* **Exercise**:
Search the data for the string "Both" and gather each line it is in.

[Figure collection entries]
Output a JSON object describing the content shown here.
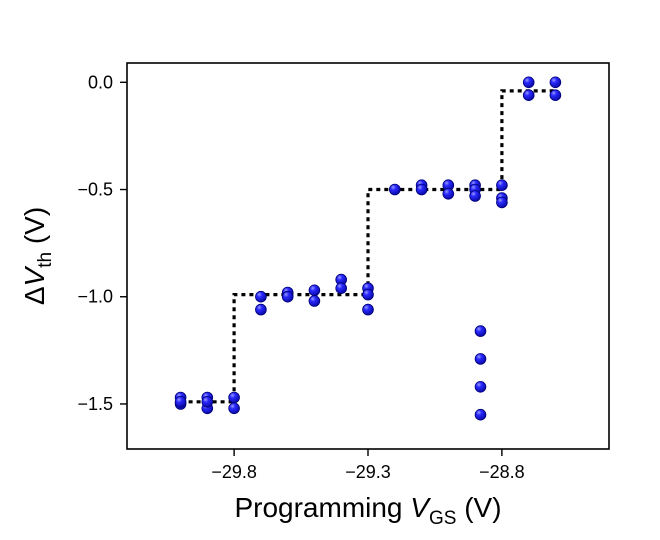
{
  "chart_data": {
    "type": "scatter",
    "title": "",
    "xlabel": {
      "prefix": "Programming ",
      "var": "V",
      "sub": "GS",
      "unit": " (V)"
    },
    "ylabel": {
      "prefix": "Δ",
      "var": "V",
      "sub": "th",
      "unit": " (V)"
    },
    "xlim": [
      -30.2,
      -28.4
    ],
    "ylim": [
      -1.71,
      0.09
    ],
    "x_ticks": [
      -29.8,
      -29.3,
      -28.8
    ],
    "x_tick_labels": [
      "−29.8",
      "−29.3",
      "−28.8"
    ],
    "y_ticks": [
      0.0,
      -0.5,
      -1.0,
      -1.5
    ],
    "y_tick_labels": [
      "0.0",
      "−0.5",
      "−1.0",
      "−1.5"
    ],
    "grid": false,
    "legend": "none",
    "colors": {
      "points": "#1010ee",
      "points_edge": "#00007a",
      "step_line": "#000000"
    },
    "points": [
      [
        -30.0,
        -1.47
      ],
      [
        -30.0,
        -1.5
      ],
      [
        -30.0,
        -1.49
      ],
      [
        -29.9,
        -1.47
      ],
      [
        -29.9,
        -1.52
      ],
      [
        -29.9,
        -1.49
      ],
      [
        -29.8,
        -1.47
      ],
      [
        -29.8,
        -1.52
      ],
      [
        -29.7,
        -1.0
      ],
      [
        -29.7,
        -1.06
      ],
      [
        -29.6,
        -0.98
      ],
      [
        -29.6,
        -1.0
      ],
      [
        -29.5,
        -0.97
      ],
      [
        -29.5,
        -1.02
      ],
      [
        -29.4,
        -0.92
      ],
      [
        -29.4,
        -0.96
      ],
      [
        -29.3,
        -0.96
      ],
      [
        -29.3,
        -0.99
      ],
      [
        -29.3,
        -1.06
      ],
      [
        -29.2,
        -0.5
      ],
      [
        -29.1,
        -0.48
      ],
      [
        -29.1,
        -0.5
      ],
      [
        -29.0,
        -0.48
      ],
      [
        -29.0,
        -0.52
      ],
      [
        -28.9,
        -0.48
      ],
      [
        -28.9,
        -0.5
      ],
      [
        -28.9,
        -0.53
      ],
      [
        -28.88,
        -1.16
      ],
      [
        -28.88,
        -1.29
      ],
      [
        -28.88,
        -1.42
      ],
      [
        -28.88,
        -1.55
      ],
      [
        -28.8,
        -0.48
      ],
      [
        -28.8,
        -0.54
      ],
      [
        -28.8,
        -0.56
      ],
      [
        -28.7,
        0.0
      ],
      [
        -28.7,
        -0.06
      ],
      [
        -28.6,
        0.0
      ],
      [
        -28.6,
        -0.06
      ]
    ],
    "step_line": [
      [
        -30.0,
        -1.49
      ],
      [
        -29.8,
        -1.49
      ],
      [
        -29.8,
        -0.99
      ],
      [
        -29.3,
        -0.99
      ],
      [
        -29.3,
        -0.5
      ],
      [
        -28.8,
        -0.5
      ],
      [
        -28.8,
        -0.04
      ],
      [
        -28.6,
        -0.04
      ]
    ]
  }
}
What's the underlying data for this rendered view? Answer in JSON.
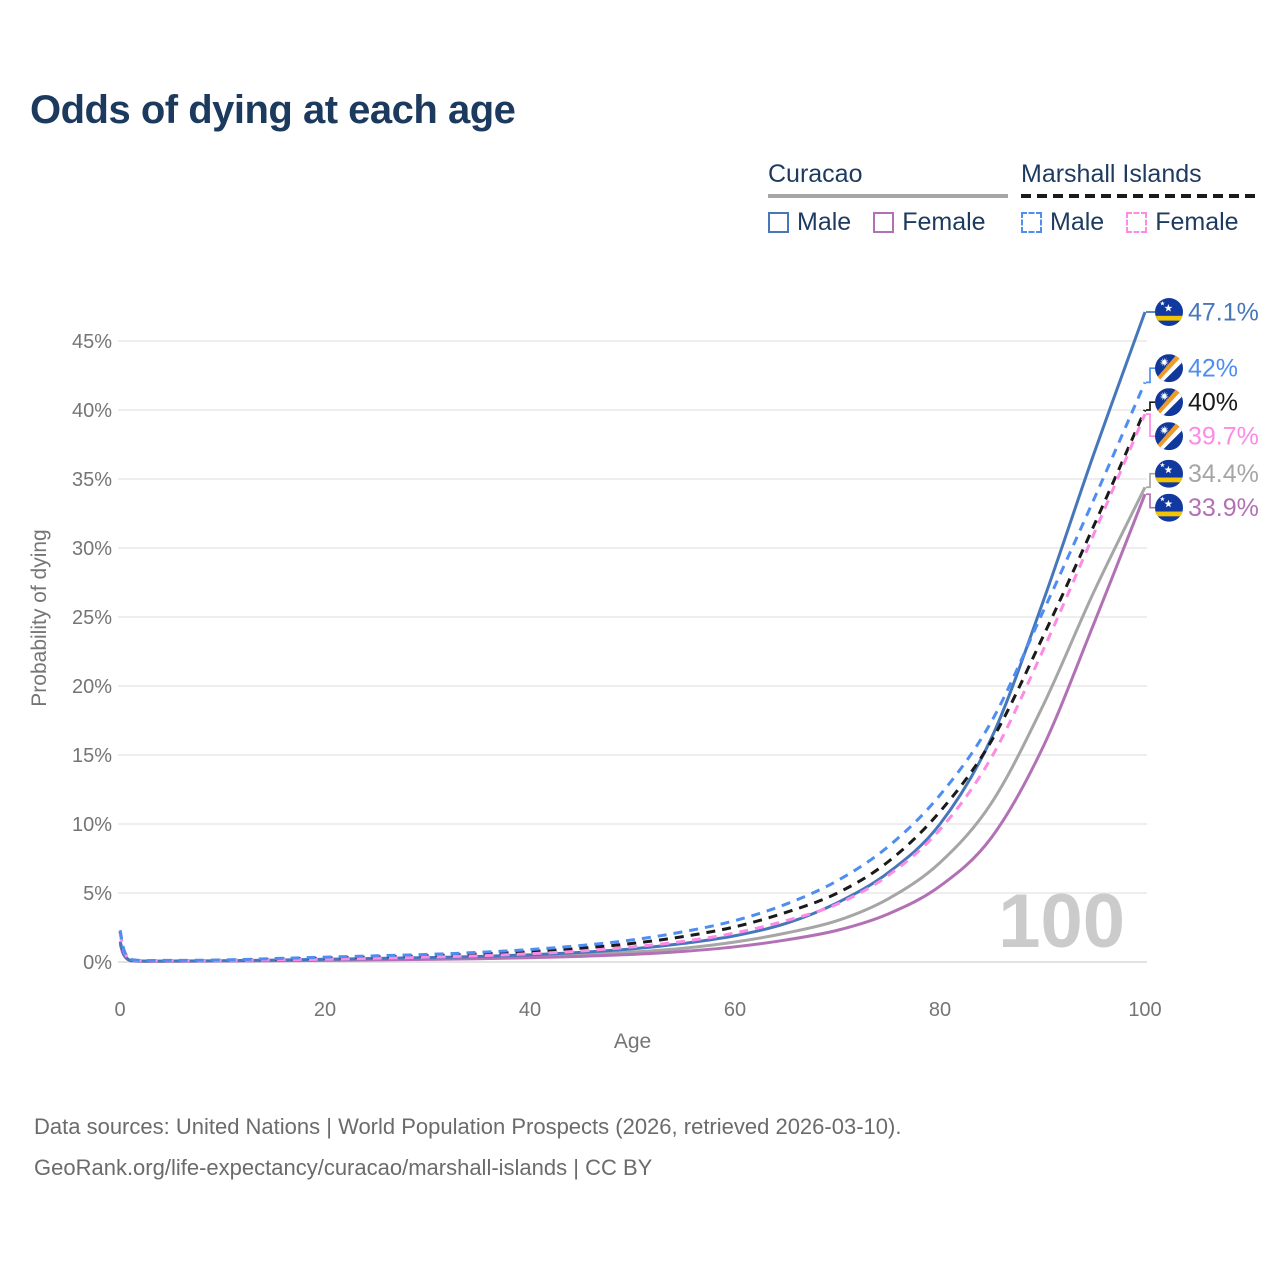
{
  "title": "Odds of dying at each age",
  "legend": {
    "groups": [
      {
        "name": "Curacao",
        "line_style": "solid",
        "rule_color": "#a6a6a6",
        "items": [
          {
            "label": "Male",
            "color": "#4677bb"
          },
          {
            "label": "Female",
            "color": "#b371b5"
          }
        ]
      },
      {
        "name": "Marshall Islands",
        "line_style": "dashed",
        "rule_color": "#1a1a1a",
        "items": [
          {
            "label": "Male",
            "color": "#4e8df2"
          },
          {
            "label": "Female",
            "color": "#fc8be6"
          }
        ]
      }
    ]
  },
  "chart_data": {
    "type": "line",
    "title": "Odds of dying at each age",
    "xlabel": "Age",
    "ylabel": "Probability of dying",
    "unit": "%",
    "xlim": [
      0,
      100
    ],
    "ylim": [
      0,
      47.5
    ],
    "xticks": [
      0,
      20,
      40,
      60,
      80,
      100
    ],
    "yticks": [
      0,
      5,
      10,
      15,
      20,
      25,
      30,
      35,
      40,
      45
    ],
    "ytick_suffix": "%",
    "grid": true,
    "legend_position": "top-right",
    "watermark": "100",
    "ages": [
      0,
      1,
      5,
      10,
      15,
      20,
      25,
      30,
      35,
      40,
      45,
      50,
      55,
      60,
      65,
      70,
      75,
      80,
      85,
      90,
      95,
      100
    ],
    "series": [
      {
        "name": "Curacao Both sexes",
        "country": "Curacao",
        "sex": "Both",
        "color": "#a6a6a6",
        "dash": false,
        "flag": "curacao",
        "end_label": "34.4%",
        "values": [
          1.4,
          0.1,
          0.06,
          0.08,
          0.11,
          0.15,
          0.19,
          0.24,
          0.3,
          0.4,
          0.53,
          0.72,
          1.0,
          1.45,
          2.1,
          3.0,
          4.6,
          7.2,
          11.5,
          18.5,
          26.8,
          34.4
        ]
      },
      {
        "name": "Curacao Female",
        "country": "Curacao",
        "sex": "Female",
        "color": "#b371b5",
        "dash": false,
        "flag": "curacao",
        "end_label": "33.9%",
        "values": [
          1.3,
          0.09,
          0.05,
          0.07,
          0.09,
          0.12,
          0.15,
          0.19,
          0.24,
          0.31,
          0.41,
          0.55,
          0.77,
          1.1,
          1.6,
          2.3,
          3.5,
          5.5,
          9.0,
          15.5,
          24.5,
          33.9
        ]
      },
      {
        "name": "Curacao Male",
        "country": "Curacao",
        "sex": "Male",
        "color": "#4677bb",
        "dash": false,
        "flag": "curacao",
        "end_label": "47.1%",
        "values": [
          1.5,
          0.12,
          0.07,
          0.09,
          0.14,
          0.2,
          0.26,
          0.32,
          0.4,
          0.52,
          0.7,
          0.95,
          1.35,
          1.9,
          2.8,
          4.3,
          6.5,
          10.0,
          16.2,
          26.0,
          36.8,
          47.1
        ]
      },
      {
        "name": "Marshall Islands Both sexes",
        "country": "Marshall Islands",
        "sex": "Both",
        "color": "#1a1a1a",
        "dash": true,
        "flag": "marshall-islands",
        "end_label": "40%",
        "values": [
          2.2,
          0.18,
          0.1,
          0.13,
          0.2,
          0.28,
          0.36,
          0.45,
          0.58,
          0.75,
          1.0,
          1.35,
          1.85,
          2.55,
          3.6,
          5.0,
          7.3,
          10.9,
          16.0,
          23.5,
          31.6,
          40.0
        ]
      },
      {
        "name": "Marshall Islands Female",
        "country": "Marshall Islands",
        "sex": "Female",
        "color": "#fc8be6",
        "dash": true,
        "flag": "marshall-islands",
        "end_label": "39.7%",
        "values": [
          2.1,
          0.16,
          0.09,
          0.11,
          0.16,
          0.2,
          0.27,
          0.35,
          0.45,
          0.6,
          0.8,
          1.1,
          1.5,
          2.1,
          3.0,
          4.2,
          6.3,
          9.6,
          14.8,
          22.5,
          31.0,
          39.7
        ]
      },
      {
        "name": "Marshall Islands Male",
        "country": "Marshall Islands",
        "sex": "Male",
        "color": "#4e8df2",
        "dash": true,
        "flag": "marshall-islands",
        "end_label": "42%",
        "values": [
          2.3,
          0.2,
          0.12,
          0.15,
          0.25,
          0.35,
          0.45,
          0.55,
          0.7,
          0.9,
          1.2,
          1.6,
          2.2,
          3.0,
          4.2,
          5.9,
          8.4,
          12.1,
          17.4,
          25.3,
          33.5,
          42.0
        ]
      }
    ],
    "flag_colors": {
      "curacao": {
        "field": "#1239a0",
        "stripe": "#f2c500",
        "stars": "#ffffff"
      },
      "marshall-islands": {
        "field": "#10389a",
        "band_white": "#ffffff",
        "band_orange": "#ef9b2a",
        "star": "#ffffff"
      }
    }
  },
  "footer": {
    "line1": "Data sources: United Nations | World Population Prospects (2026, retrieved 2026-03-10).",
    "line2": "GeoRank.org/life-expectancy/curacao/marshall-islands | CC BY"
  }
}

* **Output below**:
        "name": "Curacao Both sexes",
        "sex": "Both",
        "name": "Marshall Islands Both sexes",
        "sex": "Both",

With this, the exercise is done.